─── GIVEN DATA

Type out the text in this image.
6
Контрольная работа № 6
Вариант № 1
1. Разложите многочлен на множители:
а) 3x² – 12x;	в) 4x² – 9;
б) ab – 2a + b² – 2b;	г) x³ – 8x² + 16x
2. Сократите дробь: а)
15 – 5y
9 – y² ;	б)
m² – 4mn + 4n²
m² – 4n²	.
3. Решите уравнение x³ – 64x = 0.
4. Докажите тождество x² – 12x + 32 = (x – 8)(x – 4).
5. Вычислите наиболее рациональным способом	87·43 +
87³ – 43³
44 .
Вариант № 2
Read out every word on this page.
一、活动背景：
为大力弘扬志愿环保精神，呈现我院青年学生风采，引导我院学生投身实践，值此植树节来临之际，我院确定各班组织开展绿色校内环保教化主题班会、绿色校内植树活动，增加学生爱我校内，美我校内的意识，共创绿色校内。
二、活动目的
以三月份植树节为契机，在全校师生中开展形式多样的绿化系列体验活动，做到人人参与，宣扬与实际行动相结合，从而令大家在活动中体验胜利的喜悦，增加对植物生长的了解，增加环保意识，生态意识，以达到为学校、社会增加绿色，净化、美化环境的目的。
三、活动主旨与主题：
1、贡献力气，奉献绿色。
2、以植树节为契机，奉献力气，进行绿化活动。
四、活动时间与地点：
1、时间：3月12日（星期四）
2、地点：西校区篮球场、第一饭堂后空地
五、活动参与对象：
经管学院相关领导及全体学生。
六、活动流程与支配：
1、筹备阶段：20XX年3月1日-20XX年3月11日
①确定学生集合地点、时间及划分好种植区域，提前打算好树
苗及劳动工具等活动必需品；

──────

WORK REQUIRED
Report how many lines of the entries hold the word "this". Nothing else is needed.

WRITTEN SOLUTION
2